_EXERCISE GOAL_. Transcribe the material below exactly as it appears.
* * * * * * * * *
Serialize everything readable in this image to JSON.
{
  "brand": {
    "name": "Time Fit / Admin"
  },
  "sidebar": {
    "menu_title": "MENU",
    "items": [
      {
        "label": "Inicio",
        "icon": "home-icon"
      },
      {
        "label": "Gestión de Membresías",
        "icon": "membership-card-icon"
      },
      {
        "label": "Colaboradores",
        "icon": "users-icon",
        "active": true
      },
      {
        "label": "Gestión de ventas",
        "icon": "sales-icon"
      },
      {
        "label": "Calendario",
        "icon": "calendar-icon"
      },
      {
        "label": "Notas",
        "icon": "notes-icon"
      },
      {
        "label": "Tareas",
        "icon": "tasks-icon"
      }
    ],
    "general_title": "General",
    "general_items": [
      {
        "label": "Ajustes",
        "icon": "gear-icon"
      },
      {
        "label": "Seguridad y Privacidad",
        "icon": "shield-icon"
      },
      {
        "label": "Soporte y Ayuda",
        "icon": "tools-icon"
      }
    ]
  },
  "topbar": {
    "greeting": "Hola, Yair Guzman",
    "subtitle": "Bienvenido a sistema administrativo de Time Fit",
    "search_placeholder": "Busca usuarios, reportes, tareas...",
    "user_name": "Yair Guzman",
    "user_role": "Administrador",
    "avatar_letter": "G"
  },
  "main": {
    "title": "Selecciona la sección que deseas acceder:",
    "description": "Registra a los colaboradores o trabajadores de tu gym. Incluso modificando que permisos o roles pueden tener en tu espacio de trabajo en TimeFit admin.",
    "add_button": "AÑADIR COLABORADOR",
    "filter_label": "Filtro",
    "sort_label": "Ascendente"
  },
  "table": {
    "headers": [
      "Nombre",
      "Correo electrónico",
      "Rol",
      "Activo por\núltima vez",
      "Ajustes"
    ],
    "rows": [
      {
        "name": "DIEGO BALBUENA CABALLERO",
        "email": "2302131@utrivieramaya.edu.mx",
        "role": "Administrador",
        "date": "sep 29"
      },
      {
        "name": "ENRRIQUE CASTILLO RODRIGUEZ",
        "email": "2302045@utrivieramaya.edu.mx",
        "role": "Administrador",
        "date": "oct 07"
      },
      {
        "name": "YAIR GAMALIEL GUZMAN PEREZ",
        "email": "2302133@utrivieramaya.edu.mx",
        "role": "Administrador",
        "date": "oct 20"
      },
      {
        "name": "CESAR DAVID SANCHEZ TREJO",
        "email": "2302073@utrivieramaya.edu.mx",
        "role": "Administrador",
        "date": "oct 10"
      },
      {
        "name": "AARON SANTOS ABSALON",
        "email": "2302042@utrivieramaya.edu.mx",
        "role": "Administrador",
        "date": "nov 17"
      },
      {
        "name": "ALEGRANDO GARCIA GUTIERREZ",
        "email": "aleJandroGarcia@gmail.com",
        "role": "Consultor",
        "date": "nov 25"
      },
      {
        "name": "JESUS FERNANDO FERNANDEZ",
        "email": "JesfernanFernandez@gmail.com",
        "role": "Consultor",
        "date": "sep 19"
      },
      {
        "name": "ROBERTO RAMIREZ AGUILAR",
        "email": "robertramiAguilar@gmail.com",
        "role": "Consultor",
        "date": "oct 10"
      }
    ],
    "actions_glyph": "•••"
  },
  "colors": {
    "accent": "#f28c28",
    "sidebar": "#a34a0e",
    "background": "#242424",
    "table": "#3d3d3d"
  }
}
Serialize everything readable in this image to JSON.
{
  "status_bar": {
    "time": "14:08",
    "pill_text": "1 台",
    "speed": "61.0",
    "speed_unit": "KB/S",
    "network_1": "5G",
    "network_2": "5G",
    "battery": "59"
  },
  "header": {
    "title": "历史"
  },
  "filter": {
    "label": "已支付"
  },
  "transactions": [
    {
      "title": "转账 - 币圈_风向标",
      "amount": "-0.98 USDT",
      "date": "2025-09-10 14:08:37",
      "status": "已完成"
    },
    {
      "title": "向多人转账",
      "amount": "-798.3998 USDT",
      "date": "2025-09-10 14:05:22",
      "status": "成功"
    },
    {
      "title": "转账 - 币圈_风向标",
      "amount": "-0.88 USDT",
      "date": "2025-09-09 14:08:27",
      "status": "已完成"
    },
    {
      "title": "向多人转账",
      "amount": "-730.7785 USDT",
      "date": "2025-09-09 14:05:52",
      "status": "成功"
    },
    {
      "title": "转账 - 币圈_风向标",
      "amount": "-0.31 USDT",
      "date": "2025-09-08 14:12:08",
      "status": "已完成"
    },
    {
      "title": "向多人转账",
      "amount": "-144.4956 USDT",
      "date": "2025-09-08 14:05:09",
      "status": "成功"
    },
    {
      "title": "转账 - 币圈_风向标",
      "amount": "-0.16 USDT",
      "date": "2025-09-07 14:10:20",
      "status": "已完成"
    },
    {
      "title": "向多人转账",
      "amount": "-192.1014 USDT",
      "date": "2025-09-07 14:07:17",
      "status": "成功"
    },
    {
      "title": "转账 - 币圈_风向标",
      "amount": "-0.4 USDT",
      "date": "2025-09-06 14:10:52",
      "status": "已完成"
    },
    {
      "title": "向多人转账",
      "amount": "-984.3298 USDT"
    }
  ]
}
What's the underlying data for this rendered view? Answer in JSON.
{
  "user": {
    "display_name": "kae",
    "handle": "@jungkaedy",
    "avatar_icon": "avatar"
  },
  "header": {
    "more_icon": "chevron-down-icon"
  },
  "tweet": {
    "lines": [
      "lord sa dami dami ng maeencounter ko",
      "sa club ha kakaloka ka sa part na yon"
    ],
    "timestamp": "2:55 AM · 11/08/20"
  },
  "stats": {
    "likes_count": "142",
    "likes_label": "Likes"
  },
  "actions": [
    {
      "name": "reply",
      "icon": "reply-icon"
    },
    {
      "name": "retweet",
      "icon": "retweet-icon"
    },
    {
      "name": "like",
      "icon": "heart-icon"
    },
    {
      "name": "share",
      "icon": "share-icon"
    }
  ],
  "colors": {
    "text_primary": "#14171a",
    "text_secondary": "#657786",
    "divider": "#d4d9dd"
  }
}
* * * * * * * * *
_COMPLETED TASK_.
Serialize everything readable in this image to JSON.
{
  "brand": {
    "name": "Time Fit / Admin"
  },
  "sidebar": {
    "menu_title": "MENU",
    "items": [
      {
        "label": "Inicio",
        "icon": "home-icon"
      },
      {
        "label": "Gestión de Membresías",
        "icon": "membership-card-icon"
      },
      {
        "label": "Colaboradores",
        "icon": "users-icon",
        "active": true
      },
      {
        "label": "Gestión de ventas",
        "icon": "sales-icon"
      },
      {
        "label": "Calendario",
        "icon": "calendar-icon"
      },
      {
        "label": "Notas",
        "icon": "notes-icon"
      },
      {
        "label": "Tareas",
        "icon": "tasks-icon"
      }
    ],
    "general_title": "General",
    "general_items": [
      {
        "label": "Ajustes",
        "icon": "gear-icon"
      },
      {
        "label": "Seguridad y Privacidad",
        "icon": "shield-icon"
      },
      {
        "label": "Soporte y Ayuda",
        "icon": "tools-icon"
      }
    ]
  },
  "topbar": {
    "greeting": "Hola, Yair Guzman",
    "subtitle": "Bienvenido a sistema administrativo de Time Fit",
    "search_placeholder": "Busca usuarios, reportes, tareas...",
    "user_name": "Yair Guzman",
    "user_role": "Administrador",
    "avatar_letter": "G"
  },
  "main": {
    "title": "Selecciona la sección que deseas acceder:",
    "description": "Registra a los colaboradores o trabajadores de tu gym. Incluso modificando que permisos o roles pueden tener en tu espacio de trabajo en TimeFit admin.",
    "add_button": "AÑADIR COLABORADOR",
    "filter_label": "Filtro",
    "sort_label": "Ascendente"
  },
  "table": {
    "headers": [
      "Nombre",
      "Correo electrónico",
      "Rol",
      "Activo por\núltima vez",
      "Ajustes"
    ],
    "rows": [
      {
        "name": "DIEGO BALBUENA CABALLERO",
        "email": "2302131@utrivieramaya.edu.mx",
        "role": "Administrador",
        "date": "sep 29"
      },
      {
        "name": "ENRRIQUE CASTILLO RODRIGUEZ",
        "email": "2302045@utrivieramaya.edu.mx",
        "role": "Administrador",
        "date": "oct 07"
      },
      {
        "name": "YAIR GAMALIEL GUZMAN PEREZ",
        "email": "2302133@utrivieramaya.edu.mx",
        "role": "Administrador",
        "date": "oct 20"
      },
      {
        "name": "CESAR DAVID SANCHEZ TREJO",
        "email": "2302073@utrivieramaya.edu.mx",
        "role": "Administrador",
        "date": "oct 10"
      },
      {
        "name": "AARON SANTOS ABSALON",
        "email": "2302042@utrivieramaya.edu.mx",
        "role": "Administrador",
        "date": "nov 17"
      },
      {
        "name": "ALEGRANDO GARCIA GUTIERREZ",
        "email": "aleJandroGarcia@gmail.com",
        "role": "Consultor",
        "date": "nov 25"
      },
      {
        "name": "JESUS FERNANDO FERNANDEZ",
        "email": "JesfernanFernandez@gmail.com",
        "role": "Consultor",
        "date": "sep 19"
      },
      {
        "name": "ROBERTO RAMIREZ AGUILAR",
        "email": "robertramiAguilar@gmail.com",
        "role": "Consultor",
        "date": "oct 10"
      }
    ],
    "actions_glyph": "•••"
  },
  "colors": {
    "accent": "#f28c28",
    "sidebar": "#a34a0e",
    "background": "#242424",
    "table": "#3d3d3d"
  }
}
Serialize everything readable in this image to JSON.
{
  "status_bar": {
    "time": "14:08",
    "pill_text": "1 台",
    "speed": "61.0",
    "speed_unit": "KB/S",
    "network_1": "5G",
    "network_2": "5G",
    "battery": "59"
  },
  "header": {
    "title": "历史"
  },
  "filter": {
    "label": "已支付"
  },
  "transactions": [
    {
      "title": "转账 - 币圈_风向标",
      "amount": "-0.98 USDT",
      "date": "2025-09-10 14:08:37",
      "status": "已完成"
    },
    {
      "title": "向多人转账",
      "amount": "-798.3998 USDT",
      "date": "2025-09-10 14:05:22",
      "status": "成功"
    },
    {
      "title": "转账 - 币圈_风向标",
      "amount": "-0.88 USDT",
      "date": "2025-09-09 14:08:27",
      "status": "已完成"
    },
    {
      "title": "向多人转账",
      "amount": "-730.7785 USDT",
      "date": "2025-09-09 14:05:52",
      "status": "成功"
    },
    {
      "title": "转账 - 币圈_风向标",
      "amount": "-0.31 USDT",
      "date": "2025-09-08 14:12:08",
      "status": "已完成"
    },
    {
      "title": "向多人转账",
      "amount": "-144.4956 USDT",
      "date": "2025-09-08 14:05:09",
      "status": "成功"
    },
    {
      "title": "转账 - 币圈_风向标",
      "amount": "-0.16 USDT",
      "date": "2025-09-07 14:10:20",
      "status": "已完成"
    },
    {
      "title": "向多人转账",
      "amount": "-192.1014 USDT",
      "date": "2025-09-07 14:07:17",
      "status": "成功"
    },
    {
      "title": "转账 - 币圈_风向标",
      "amount": "-0.4 USDT",
      "date": "2025-09-06 14:10:52",
      "status": "已完成"
    },
    {
      "title": "向多人转账",
      "amount": "-984.3298 USDT"
    }
  ]
}
What's the underlying data for this rendered view? Answer in JSON.
{
  "user": {
    "display_name": "kae",
    "handle": "@jungkaedy",
    "avatar_icon": "avatar"
  },
  "header": {
    "more_icon": "chevron-down-icon"
  },
  "tweet": {
    "lines": [
      "lord sa dami dami ng maeencounter ko",
      "sa club ha kakaloka ka sa part na yon"
    ],
    "timestamp": "2:55 AM · 11/08/20"
  },
  "stats": {
    "likes_count": "142",
    "likes_label": "Likes"
  },
  "actions": [
    {
      "name": "reply",
      "icon": "reply-icon"
    },
    {
      "name": "retweet",
      "icon": "retweet-icon"
    },
    {
      "name": "like",
      "icon": "heart-icon"
    },
    {
      "name": "share",
      "icon": "share-icon"
    }
  ],
  "colors": {
    "text_primary": "#14171a",
    "text_secondary": "#657786",
    "divider": "#d4d9dd"
  }
}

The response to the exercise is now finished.